:: Brano estratto ::
┌──

×

Trattativa Stato-mafia, la sentenza d’appello: assolti Dell’Utri ed ex ufficiali dell’Arma

Sentenza importante per la vicenda della trattativa Stato-mafia. Emergono le prime novità sul processo in corso a Palermo.

dell'utri assolto trattativa stato mafia

Il processo sulla trattativa fra Stato e mafia si contorna di nuovi particolari. La sentenza d’appello della corte d’Assise di Palermo ha assolti gli ex ufficiali Mario Mori, Antonio Subranni e Giuseppe De Donno: stessa decisione anche per il senatore Marcello Dell’Utri.

I quattro erano accusati di minaccia al Corpo politico dello Stato.

└──

:: Materiale fornito ::
┌──

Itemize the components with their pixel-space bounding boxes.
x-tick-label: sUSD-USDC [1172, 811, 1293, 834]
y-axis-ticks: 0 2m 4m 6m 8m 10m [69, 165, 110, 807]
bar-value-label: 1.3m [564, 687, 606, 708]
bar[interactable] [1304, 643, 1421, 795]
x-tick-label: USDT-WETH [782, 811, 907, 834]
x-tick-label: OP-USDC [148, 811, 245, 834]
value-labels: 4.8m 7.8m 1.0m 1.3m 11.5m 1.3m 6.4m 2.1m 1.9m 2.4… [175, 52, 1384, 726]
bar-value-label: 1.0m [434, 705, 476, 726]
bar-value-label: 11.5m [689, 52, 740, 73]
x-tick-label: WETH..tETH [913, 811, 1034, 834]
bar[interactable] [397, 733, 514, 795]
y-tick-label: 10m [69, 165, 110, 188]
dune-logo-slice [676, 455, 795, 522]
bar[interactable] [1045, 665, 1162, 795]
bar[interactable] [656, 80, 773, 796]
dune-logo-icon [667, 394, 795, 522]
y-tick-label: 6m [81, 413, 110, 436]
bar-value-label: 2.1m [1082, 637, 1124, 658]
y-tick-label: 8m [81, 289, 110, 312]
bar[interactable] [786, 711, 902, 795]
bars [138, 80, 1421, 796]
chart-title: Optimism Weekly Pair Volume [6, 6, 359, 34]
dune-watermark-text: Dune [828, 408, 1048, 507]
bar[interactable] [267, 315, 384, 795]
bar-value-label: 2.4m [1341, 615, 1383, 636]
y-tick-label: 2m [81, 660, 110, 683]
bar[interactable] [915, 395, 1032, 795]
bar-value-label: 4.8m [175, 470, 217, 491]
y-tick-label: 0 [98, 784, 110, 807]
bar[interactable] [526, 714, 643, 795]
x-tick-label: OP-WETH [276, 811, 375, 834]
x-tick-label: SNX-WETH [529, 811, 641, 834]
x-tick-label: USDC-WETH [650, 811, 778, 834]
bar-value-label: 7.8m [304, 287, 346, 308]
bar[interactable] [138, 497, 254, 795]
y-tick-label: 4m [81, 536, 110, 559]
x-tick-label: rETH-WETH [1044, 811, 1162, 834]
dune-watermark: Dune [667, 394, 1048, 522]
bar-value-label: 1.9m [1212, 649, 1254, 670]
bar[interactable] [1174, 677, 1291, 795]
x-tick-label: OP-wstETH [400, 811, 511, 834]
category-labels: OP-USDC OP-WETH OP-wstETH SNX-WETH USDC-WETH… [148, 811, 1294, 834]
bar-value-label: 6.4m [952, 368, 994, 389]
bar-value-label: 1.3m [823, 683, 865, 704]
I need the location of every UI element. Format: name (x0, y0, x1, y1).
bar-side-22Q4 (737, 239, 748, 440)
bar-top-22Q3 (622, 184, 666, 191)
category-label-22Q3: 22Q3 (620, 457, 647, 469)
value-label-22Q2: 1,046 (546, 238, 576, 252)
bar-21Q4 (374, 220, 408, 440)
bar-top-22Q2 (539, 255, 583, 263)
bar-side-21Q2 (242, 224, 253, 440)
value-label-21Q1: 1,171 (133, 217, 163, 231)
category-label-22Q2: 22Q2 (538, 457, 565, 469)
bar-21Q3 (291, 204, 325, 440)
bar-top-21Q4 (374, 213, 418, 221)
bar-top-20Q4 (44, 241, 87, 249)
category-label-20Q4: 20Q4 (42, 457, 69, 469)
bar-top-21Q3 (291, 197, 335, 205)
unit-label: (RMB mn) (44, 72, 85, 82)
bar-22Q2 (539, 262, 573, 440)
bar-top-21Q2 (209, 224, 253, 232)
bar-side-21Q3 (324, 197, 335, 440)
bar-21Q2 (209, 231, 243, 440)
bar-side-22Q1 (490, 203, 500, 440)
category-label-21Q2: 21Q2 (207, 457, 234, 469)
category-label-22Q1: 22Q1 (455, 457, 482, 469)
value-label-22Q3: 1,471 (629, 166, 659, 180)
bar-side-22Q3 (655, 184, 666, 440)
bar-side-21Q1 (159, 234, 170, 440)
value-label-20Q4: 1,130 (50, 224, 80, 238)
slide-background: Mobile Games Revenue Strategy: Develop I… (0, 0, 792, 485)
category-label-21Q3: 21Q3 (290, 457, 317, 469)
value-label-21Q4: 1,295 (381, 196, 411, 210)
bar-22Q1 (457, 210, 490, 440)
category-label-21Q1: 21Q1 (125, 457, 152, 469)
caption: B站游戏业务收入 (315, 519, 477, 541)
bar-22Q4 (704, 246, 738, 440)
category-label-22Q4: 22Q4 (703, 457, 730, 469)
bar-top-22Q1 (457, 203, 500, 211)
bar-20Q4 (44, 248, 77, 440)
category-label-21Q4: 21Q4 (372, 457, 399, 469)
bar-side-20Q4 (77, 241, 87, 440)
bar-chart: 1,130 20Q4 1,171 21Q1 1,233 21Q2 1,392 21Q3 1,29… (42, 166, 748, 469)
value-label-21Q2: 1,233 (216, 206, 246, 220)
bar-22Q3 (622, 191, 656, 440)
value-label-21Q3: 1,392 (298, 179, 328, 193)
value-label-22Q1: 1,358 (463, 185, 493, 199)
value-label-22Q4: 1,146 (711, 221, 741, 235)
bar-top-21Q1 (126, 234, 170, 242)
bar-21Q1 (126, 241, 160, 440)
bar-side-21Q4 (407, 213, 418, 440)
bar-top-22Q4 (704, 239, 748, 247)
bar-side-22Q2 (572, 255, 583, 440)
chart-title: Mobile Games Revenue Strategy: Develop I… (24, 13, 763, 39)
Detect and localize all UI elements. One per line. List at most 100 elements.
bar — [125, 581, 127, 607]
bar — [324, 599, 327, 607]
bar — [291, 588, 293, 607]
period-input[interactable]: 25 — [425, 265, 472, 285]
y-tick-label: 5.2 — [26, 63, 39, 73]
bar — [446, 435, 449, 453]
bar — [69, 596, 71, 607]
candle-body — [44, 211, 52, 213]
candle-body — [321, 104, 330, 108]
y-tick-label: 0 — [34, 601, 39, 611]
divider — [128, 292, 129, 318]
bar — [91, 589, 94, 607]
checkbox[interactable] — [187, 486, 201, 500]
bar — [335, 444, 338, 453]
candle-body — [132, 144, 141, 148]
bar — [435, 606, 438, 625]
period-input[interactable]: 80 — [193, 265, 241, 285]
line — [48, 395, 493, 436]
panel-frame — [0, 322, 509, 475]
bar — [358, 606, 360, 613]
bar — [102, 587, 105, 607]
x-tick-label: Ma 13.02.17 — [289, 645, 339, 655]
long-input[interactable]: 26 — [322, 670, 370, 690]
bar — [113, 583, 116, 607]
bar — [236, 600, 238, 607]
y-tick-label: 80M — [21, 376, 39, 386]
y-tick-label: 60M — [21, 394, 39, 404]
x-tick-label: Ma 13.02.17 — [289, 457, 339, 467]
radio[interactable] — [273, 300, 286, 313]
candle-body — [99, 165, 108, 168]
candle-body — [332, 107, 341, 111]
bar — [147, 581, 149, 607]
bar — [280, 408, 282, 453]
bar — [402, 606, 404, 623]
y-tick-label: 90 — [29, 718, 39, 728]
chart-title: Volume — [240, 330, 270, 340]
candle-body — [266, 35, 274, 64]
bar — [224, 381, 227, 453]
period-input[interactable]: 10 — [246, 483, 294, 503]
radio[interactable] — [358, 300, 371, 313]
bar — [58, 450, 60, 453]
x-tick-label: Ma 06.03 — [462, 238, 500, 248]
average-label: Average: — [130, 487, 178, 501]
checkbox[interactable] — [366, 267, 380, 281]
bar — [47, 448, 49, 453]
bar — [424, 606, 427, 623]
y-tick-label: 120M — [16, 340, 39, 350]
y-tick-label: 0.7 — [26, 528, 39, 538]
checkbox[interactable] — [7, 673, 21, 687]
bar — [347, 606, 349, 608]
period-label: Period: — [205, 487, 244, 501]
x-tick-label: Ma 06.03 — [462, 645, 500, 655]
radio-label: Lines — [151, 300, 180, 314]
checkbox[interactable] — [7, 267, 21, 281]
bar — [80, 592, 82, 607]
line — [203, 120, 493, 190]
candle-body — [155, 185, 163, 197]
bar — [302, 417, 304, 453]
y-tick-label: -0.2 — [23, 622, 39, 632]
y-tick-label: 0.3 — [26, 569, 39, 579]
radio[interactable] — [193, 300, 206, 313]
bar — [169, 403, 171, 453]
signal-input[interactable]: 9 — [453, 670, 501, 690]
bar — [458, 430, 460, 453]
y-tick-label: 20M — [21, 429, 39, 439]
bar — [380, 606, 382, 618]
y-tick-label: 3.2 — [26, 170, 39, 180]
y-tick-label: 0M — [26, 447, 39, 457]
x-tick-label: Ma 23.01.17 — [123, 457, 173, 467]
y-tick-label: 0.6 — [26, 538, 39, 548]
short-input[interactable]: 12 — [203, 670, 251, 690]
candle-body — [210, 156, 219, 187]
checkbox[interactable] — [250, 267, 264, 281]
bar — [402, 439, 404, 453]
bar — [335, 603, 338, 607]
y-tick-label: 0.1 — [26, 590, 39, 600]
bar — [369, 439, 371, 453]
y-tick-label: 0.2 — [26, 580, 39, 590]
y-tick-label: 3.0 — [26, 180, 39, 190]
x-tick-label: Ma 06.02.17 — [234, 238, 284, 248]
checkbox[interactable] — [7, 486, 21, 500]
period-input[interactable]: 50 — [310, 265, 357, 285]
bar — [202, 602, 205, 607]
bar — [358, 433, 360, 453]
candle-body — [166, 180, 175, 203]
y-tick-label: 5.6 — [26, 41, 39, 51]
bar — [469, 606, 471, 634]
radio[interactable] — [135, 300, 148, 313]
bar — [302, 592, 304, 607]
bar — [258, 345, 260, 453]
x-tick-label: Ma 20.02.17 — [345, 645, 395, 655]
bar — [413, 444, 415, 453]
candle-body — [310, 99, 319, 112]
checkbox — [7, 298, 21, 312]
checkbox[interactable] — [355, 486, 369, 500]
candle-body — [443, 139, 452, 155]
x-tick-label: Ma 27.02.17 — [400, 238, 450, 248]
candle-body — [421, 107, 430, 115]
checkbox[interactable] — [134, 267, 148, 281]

└──

:: Consegna ::
Prosegui l'articolo sulla sentenza d'appello per la trattativa Stato-mafia a partire dalla sua ultima frase. Il materiale è indipendente dall'articolo e va considerato a parte.

:: Risposta ::
Trattativa Stato-mafia, quali sono le altre novità

Durante l’udienza in primo grado erano stati tutti condannati. Scatta la prescrizione invece per il pentito Giovanni Brusca, pena ridotta a Leoluca Bagarella. Condannato invece Nino Cinà a 12 anni.. La decisione è stata letta intorno alle ore 17,30 di giovedì 23 settembre 2021: ci sono voluti tre giorni di Camera di Consiglio per decidere.

Sono ventisette gli anni di pena per Bagarella.

Trattativa Stato-mafia, le condanne decise durante il primo grado di giudizio

Durante il primo grado furono tutti condannati a pene più severe. L’udienza del 2018 condannò a 28 anni Bagarella, 12 Dell’Utri, Mori, Subrianni e Cinà: quest’ultimo fu il medico di Totò Riina. A seguire le condanne a 8 anni dell’ex capitano dei carabinieri Giuseppe Di Donno e di Massimo Ciancimino.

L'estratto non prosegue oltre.